[Stated problem]:
Where a line in the listing below contains the word "Hindawi", copy that line.

Collection entries:

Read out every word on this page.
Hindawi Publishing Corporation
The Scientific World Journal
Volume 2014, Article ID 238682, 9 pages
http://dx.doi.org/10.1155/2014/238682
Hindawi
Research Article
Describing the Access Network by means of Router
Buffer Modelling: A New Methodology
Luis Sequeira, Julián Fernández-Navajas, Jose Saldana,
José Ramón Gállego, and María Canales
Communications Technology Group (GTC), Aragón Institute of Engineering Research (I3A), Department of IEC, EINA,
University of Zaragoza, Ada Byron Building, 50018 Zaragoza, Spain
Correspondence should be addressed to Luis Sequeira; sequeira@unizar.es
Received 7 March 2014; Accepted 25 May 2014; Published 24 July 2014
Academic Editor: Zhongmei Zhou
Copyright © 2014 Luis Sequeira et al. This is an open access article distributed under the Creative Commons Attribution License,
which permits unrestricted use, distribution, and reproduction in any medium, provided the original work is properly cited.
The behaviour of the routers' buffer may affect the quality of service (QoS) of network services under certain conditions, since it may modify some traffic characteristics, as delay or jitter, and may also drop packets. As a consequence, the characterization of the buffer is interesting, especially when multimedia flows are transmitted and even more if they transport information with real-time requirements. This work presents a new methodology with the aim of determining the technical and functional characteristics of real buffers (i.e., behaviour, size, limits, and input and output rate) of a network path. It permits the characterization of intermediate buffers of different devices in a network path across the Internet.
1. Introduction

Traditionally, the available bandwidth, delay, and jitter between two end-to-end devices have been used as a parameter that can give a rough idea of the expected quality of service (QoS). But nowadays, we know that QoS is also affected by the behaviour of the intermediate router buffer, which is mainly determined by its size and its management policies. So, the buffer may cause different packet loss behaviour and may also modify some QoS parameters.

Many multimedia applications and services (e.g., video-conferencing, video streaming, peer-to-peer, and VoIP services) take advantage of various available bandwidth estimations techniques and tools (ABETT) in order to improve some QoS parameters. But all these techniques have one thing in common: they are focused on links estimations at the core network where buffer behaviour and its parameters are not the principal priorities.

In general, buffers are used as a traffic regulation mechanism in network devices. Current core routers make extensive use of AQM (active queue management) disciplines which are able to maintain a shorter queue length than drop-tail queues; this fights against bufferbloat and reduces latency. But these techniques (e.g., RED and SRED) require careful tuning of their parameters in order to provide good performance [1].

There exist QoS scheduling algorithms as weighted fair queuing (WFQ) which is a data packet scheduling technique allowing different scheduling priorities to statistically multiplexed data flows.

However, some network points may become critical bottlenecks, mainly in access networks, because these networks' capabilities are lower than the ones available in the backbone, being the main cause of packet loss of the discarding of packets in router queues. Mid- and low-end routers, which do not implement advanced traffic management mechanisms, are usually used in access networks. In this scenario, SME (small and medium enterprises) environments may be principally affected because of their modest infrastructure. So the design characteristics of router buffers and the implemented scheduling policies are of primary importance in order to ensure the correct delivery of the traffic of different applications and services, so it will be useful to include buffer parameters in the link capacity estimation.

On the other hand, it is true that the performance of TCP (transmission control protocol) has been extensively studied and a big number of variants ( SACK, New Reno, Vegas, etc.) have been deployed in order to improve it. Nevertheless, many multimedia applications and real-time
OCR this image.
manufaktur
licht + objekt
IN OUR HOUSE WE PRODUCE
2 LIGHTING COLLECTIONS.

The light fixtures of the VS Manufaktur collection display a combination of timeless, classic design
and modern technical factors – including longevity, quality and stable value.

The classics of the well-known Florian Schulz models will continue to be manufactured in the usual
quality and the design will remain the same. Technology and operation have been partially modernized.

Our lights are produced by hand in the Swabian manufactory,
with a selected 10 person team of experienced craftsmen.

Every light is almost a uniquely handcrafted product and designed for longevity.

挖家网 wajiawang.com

--

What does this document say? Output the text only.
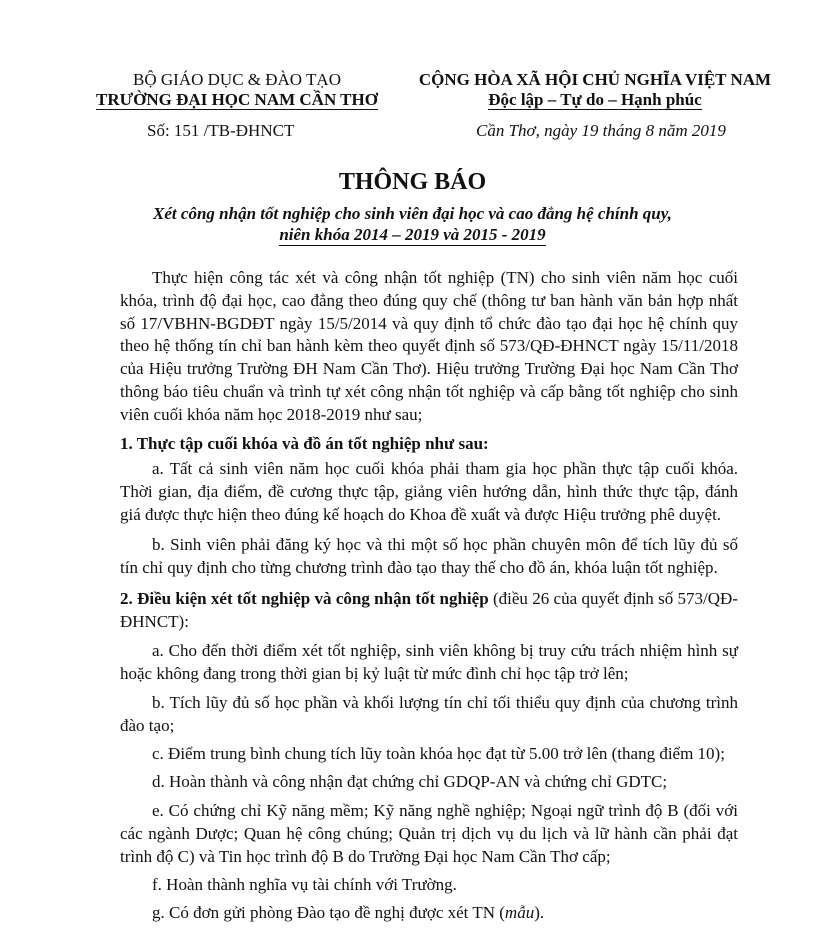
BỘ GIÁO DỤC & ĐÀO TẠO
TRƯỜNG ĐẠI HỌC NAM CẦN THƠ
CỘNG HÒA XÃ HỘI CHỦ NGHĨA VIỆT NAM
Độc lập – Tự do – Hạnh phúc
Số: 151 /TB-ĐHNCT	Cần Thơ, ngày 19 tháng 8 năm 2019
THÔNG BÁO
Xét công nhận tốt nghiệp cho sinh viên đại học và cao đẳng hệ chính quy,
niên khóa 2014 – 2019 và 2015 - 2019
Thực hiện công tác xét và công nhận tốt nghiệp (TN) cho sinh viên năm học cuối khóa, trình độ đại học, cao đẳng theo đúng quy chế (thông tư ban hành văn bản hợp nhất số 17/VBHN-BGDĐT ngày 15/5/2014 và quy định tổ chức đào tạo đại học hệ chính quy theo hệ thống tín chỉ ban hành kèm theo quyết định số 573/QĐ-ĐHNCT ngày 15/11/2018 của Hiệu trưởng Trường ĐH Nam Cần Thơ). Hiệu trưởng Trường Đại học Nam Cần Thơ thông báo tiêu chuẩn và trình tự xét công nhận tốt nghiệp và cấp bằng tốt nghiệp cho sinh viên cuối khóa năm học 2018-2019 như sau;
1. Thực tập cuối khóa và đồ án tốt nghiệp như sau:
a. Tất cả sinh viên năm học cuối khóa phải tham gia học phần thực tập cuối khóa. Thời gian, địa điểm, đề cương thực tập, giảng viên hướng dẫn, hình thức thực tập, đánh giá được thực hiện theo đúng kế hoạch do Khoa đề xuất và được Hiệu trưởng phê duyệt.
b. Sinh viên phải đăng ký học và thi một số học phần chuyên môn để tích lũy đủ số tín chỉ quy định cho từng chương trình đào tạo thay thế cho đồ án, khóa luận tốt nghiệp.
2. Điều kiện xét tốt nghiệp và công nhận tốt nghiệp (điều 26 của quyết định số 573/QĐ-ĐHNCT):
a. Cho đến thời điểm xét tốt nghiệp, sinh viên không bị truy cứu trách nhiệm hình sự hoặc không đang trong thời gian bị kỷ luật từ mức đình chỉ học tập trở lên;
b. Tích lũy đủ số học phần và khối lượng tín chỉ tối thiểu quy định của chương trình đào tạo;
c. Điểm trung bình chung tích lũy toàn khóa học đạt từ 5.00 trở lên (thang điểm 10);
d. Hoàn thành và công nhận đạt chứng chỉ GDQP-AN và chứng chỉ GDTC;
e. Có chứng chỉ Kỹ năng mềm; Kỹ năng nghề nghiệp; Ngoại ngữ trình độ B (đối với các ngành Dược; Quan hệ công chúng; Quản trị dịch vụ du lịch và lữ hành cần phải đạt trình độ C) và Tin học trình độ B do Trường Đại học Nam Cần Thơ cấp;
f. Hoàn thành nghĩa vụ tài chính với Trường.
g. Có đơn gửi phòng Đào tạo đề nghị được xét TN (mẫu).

==

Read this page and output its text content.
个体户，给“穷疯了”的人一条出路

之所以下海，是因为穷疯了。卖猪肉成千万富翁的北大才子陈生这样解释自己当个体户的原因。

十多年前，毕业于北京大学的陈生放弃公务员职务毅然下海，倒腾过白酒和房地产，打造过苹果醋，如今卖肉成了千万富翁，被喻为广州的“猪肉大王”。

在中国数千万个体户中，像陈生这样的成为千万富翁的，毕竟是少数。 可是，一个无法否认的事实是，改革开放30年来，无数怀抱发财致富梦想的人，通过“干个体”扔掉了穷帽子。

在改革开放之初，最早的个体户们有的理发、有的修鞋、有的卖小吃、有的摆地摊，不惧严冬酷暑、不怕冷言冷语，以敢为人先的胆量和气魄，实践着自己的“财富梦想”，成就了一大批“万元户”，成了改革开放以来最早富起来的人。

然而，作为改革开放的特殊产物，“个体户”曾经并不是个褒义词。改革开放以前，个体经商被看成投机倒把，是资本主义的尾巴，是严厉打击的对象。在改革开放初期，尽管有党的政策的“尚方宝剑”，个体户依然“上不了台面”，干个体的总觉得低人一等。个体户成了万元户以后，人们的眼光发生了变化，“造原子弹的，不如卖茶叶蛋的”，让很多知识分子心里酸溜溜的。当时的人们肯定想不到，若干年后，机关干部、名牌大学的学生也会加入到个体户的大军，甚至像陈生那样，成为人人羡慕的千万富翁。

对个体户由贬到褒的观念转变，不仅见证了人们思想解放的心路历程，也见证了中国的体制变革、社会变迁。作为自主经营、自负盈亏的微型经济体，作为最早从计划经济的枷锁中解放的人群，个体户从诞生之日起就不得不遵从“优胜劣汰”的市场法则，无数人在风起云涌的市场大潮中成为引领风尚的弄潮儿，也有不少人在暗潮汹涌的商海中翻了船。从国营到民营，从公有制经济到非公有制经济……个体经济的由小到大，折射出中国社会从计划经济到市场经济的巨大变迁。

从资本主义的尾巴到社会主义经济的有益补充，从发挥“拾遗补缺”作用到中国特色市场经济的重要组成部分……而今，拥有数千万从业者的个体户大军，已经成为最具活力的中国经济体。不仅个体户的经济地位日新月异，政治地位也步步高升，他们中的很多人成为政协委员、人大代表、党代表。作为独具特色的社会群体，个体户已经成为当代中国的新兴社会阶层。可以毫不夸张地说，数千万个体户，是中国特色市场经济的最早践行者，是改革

[Output below]:
Hindawi Publishing Corporation
Hindawi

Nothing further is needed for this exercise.